## BEGIN MATERIAL FOR THE TASK

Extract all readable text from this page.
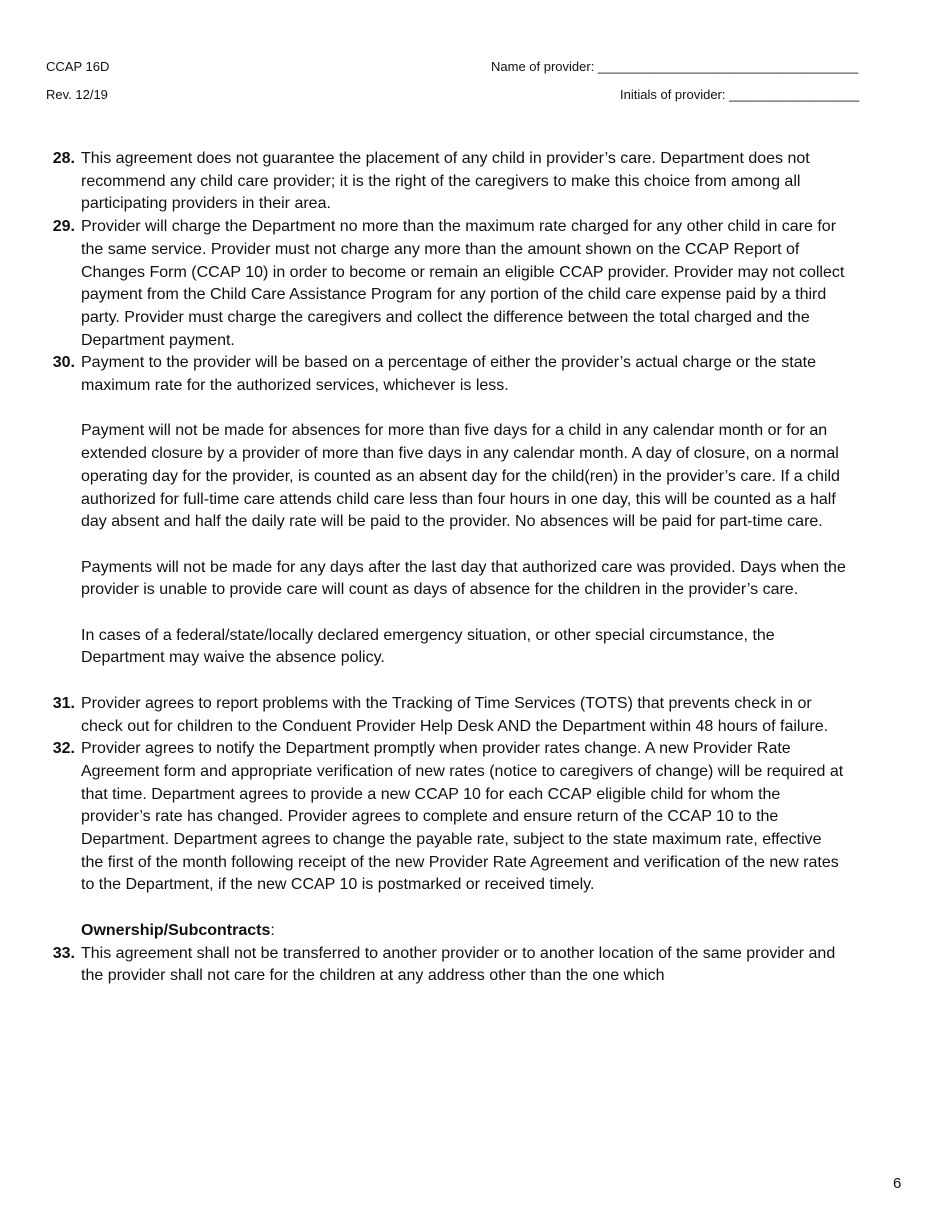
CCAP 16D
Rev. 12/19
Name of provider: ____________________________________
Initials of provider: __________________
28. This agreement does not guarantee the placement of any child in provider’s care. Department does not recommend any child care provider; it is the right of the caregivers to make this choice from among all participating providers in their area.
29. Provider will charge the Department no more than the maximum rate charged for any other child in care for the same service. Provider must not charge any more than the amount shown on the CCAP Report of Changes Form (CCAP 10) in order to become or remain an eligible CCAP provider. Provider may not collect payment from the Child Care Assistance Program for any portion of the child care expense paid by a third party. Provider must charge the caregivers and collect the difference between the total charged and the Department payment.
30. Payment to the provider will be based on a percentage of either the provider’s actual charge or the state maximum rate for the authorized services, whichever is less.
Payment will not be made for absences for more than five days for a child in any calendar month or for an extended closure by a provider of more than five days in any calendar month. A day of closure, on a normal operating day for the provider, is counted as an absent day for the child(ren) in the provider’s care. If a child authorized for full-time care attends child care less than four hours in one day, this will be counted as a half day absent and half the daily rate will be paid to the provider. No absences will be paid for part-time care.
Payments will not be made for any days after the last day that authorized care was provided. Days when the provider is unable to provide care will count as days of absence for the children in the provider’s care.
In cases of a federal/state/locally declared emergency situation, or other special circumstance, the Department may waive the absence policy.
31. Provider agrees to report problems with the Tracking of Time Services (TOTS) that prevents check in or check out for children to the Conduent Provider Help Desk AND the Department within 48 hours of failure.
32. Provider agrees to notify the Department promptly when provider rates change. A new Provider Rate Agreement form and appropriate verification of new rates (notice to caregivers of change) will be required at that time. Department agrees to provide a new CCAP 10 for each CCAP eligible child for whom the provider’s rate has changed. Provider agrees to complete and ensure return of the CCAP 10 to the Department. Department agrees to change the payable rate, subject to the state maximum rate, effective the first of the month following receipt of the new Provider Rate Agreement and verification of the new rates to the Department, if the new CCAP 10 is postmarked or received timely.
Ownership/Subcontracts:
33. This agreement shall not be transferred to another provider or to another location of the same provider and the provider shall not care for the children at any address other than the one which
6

## END MATERIAL FOR THE TASK
## BEGIN MATERIAL FOR THE TASK

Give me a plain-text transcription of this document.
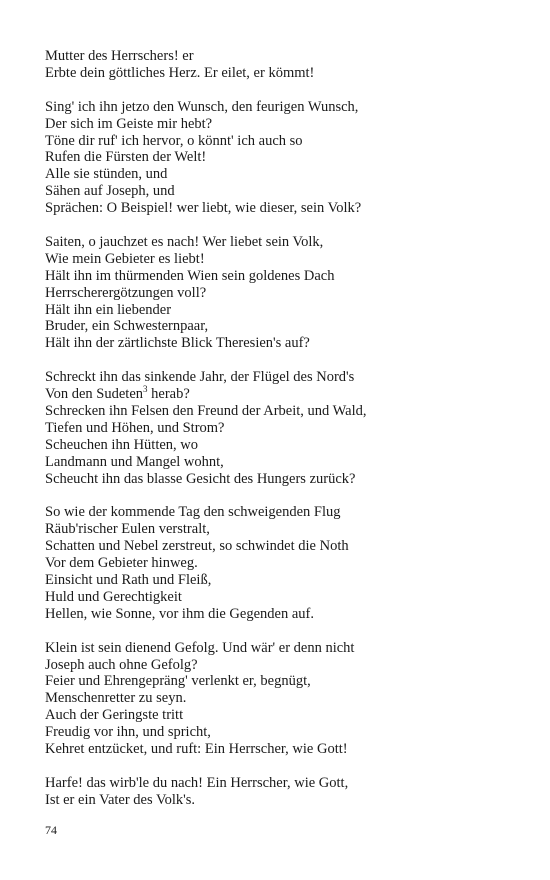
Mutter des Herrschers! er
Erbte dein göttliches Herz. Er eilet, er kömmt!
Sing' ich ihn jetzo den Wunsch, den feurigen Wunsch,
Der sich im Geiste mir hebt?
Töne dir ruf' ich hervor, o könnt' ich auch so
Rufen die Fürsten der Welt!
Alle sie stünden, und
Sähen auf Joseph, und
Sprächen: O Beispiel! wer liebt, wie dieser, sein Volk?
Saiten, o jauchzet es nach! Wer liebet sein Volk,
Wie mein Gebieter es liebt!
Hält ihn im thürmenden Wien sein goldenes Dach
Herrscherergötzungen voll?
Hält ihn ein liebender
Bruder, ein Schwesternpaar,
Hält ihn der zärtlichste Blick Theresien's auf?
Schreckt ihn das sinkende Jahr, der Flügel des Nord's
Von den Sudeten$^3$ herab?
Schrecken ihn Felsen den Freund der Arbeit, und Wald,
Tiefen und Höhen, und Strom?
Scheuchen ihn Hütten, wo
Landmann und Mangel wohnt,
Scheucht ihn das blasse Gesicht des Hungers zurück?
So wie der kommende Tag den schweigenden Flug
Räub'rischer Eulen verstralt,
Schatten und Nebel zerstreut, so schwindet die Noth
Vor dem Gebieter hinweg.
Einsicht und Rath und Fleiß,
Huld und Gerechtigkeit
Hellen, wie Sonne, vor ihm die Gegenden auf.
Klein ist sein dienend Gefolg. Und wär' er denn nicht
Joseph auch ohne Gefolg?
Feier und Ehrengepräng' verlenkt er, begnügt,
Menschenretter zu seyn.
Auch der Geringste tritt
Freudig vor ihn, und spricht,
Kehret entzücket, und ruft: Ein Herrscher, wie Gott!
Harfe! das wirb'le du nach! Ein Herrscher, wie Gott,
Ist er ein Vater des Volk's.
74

## END MATERIAL FOR THE TASK
## BEGIN MATERIAL FOR THE TASK

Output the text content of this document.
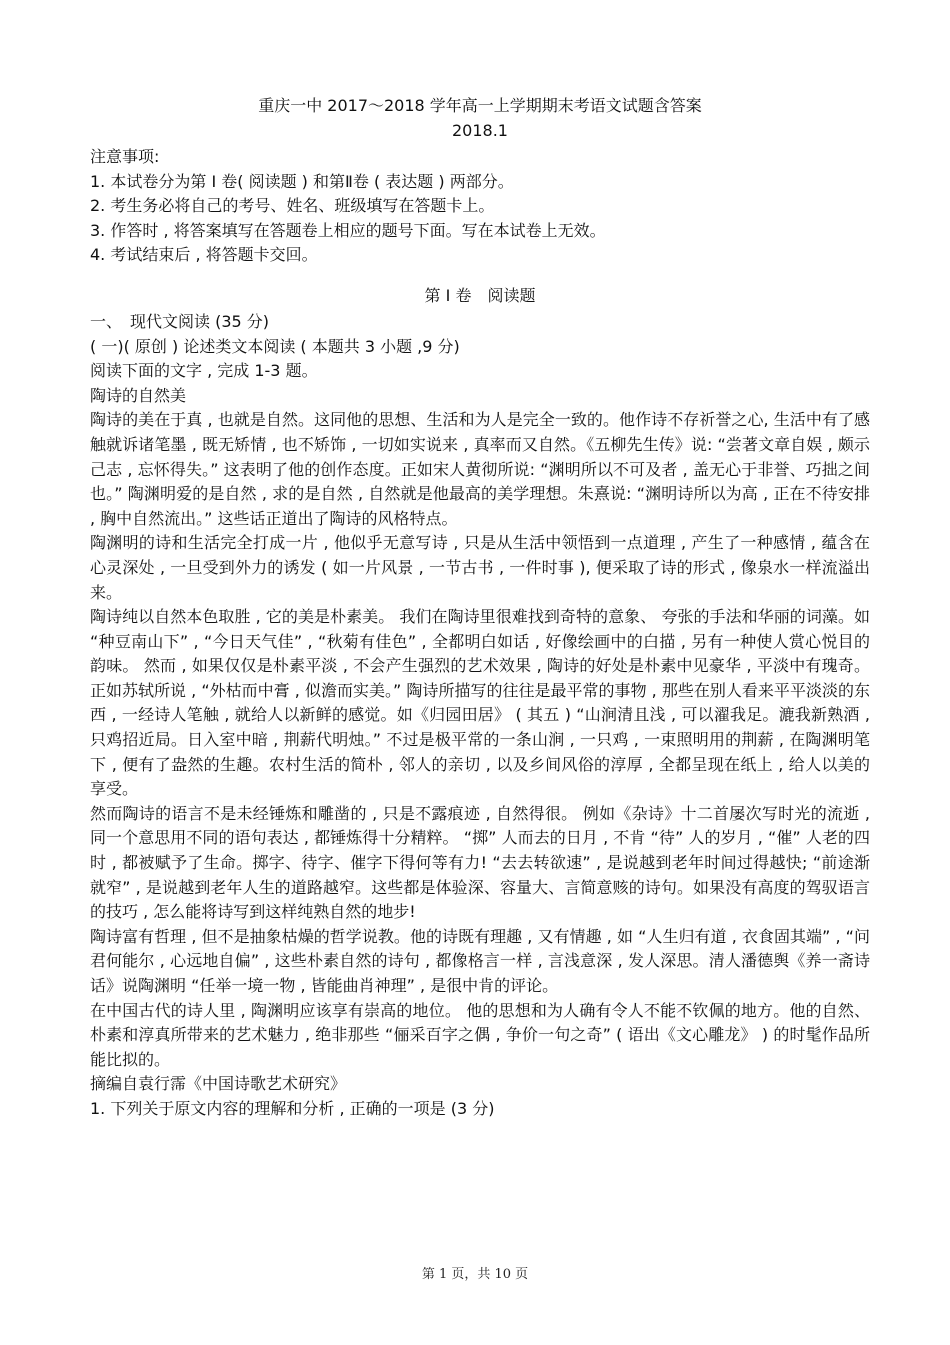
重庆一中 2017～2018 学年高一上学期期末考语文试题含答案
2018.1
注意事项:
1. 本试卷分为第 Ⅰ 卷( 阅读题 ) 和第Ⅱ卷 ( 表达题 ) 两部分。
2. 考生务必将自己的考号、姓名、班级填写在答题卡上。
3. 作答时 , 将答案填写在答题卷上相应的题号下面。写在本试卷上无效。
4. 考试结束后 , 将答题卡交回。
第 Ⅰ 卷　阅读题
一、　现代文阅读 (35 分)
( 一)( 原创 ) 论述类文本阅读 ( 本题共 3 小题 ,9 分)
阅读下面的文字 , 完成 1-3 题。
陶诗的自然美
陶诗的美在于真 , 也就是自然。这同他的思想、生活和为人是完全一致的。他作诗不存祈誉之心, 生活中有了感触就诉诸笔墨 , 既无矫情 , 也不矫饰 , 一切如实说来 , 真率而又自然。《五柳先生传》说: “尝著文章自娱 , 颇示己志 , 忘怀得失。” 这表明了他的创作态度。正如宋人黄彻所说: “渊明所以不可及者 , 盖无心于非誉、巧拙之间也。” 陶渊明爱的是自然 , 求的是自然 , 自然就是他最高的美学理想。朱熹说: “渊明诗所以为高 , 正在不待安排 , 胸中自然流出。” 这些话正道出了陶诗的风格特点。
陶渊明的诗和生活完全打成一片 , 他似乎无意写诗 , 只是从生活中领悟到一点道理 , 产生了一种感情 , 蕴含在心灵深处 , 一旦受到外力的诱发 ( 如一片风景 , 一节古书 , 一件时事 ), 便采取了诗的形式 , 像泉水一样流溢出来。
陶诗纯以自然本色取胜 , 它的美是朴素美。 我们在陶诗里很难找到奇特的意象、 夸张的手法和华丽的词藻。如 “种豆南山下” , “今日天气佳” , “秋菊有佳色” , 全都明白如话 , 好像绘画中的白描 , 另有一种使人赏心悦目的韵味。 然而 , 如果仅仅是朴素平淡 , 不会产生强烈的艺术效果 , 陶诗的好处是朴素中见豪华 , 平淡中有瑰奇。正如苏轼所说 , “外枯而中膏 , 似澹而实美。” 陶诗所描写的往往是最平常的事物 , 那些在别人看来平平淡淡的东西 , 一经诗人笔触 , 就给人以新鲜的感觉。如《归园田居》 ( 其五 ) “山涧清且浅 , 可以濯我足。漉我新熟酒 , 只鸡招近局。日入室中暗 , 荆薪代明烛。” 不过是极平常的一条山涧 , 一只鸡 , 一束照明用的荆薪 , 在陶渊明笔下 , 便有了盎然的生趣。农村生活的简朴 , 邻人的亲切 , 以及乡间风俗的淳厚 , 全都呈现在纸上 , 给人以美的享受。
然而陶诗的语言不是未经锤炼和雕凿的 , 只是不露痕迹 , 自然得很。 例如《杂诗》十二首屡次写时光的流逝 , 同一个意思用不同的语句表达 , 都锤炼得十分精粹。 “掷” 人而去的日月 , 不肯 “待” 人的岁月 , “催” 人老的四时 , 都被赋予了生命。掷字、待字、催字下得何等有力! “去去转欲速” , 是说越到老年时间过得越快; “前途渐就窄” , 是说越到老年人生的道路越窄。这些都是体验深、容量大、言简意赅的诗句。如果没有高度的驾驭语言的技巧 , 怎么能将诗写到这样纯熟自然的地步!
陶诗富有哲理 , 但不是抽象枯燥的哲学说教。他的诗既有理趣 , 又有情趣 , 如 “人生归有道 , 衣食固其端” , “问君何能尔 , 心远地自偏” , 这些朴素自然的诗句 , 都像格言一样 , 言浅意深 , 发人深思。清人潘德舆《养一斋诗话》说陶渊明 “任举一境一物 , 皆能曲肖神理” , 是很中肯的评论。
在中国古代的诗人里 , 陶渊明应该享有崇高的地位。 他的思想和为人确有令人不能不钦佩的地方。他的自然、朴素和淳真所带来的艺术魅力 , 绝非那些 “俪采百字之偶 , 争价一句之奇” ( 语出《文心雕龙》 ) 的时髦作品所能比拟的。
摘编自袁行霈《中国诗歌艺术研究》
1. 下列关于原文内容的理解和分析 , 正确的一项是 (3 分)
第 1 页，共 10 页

## END MATERIAL FOR THE TASK

Report how many lines in the records hold the word "paid", giving the number and nothing else.

2